Job: Please count the lines in the data below that contain the string "footer" and reply with only that number.

Supplied data:
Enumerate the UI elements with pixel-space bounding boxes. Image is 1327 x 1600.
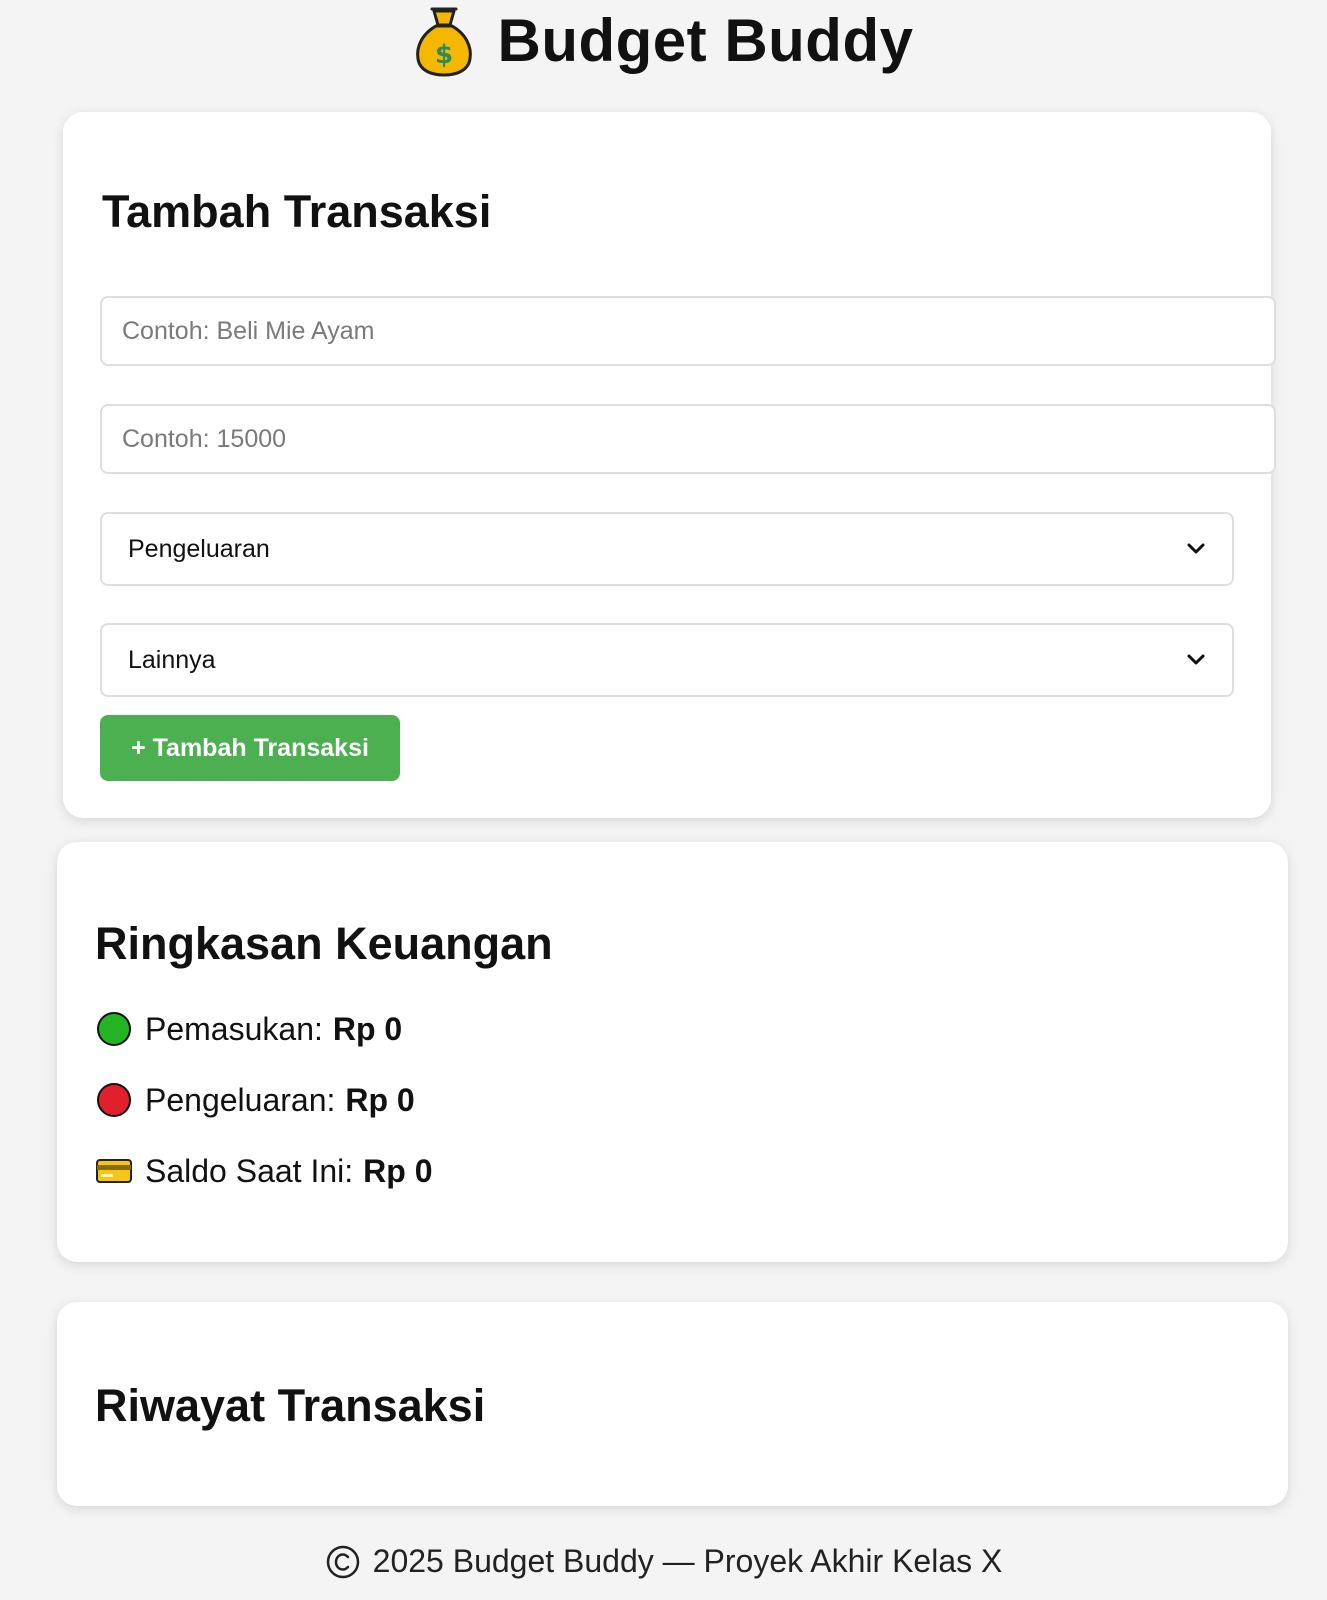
balance-value: Rp 0 xyxy=(363,1152,433,1189)
footer: 2025 Budget Buddy — Proyek Akhir Kelas X xyxy=(0,1543,1327,1580)
financial-summary-card: Ringkasan Keuangan Pemasukan: Rp 0 Penge… xyxy=(57,842,1288,1262)
add-transaction-button[interactable]: + Tambah Transaksi xyxy=(100,715,400,781)
expense-row: Pengeluaran: Rp 0 xyxy=(95,1081,415,1119)
description-input[interactable] xyxy=(100,296,1276,366)
transaction-history-title: Riwayat Transaksi xyxy=(95,1380,486,1431)
app-header: $ Budget Buddy xyxy=(0,0,1327,80)
add-transaction-card: Tambah Transaksi Pengeluaran Lainnya + T… xyxy=(63,112,1276,818)
credit-card-icon xyxy=(96,1159,132,1183)
balance-row: Saldo Saat Ini: Rp 0 xyxy=(95,1152,432,1190)
svg-text:$: $ xyxy=(434,40,452,70)
app-title: Budget Buddy xyxy=(497,6,914,74)
chevron-down-icon xyxy=(1187,543,1205,554)
income-value: Rp 0 xyxy=(332,1010,403,1047)
expense-label: Pengeluaran: xyxy=(145,1081,336,1118)
income-row: Pemasukan: Rp 0 xyxy=(95,1010,402,1048)
money-bag-icon: $ xyxy=(415,7,472,77)
chevron-down-icon xyxy=(1187,654,1205,665)
income-label: Pemasukan: xyxy=(145,1010,323,1047)
red-circle-icon xyxy=(97,1083,131,1117)
balance-label: Saldo Saat Ini: xyxy=(145,1152,354,1189)
green-circle-icon xyxy=(97,1012,131,1046)
transaction-type-select[interactable]: Pengeluaran xyxy=(100,512,1234,586)
add-transaction-title: Tambah Transaksi xyxy=(102,186,492,237)
copyright-icon xyxy=(326,1545,359,1578)
financial-summary-title: Ringkasan Keuangan xyxy=(95,918,553,969)
transaction-type-value: Pengeluaran xyxy=(128,534,270,563)
footer-text: 2025 Budget Buddy — Proyek Akhir Kelas X xyxy=(372,1543,1003,1579)
amount-input[interactable] xyxy=(100,404,1276,474)
expense-value: Rp 0 xyxy=(345,1081,415,1118)
transaction-history-card: Riwayat Transaksi xyxy=(57,1302,1288,1506)
category-select[interactable]: Lainnya xyxy=(100,623,1234,697)
category-value: Lainnya xyxy=(128,645,216,674)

Solved problem: 2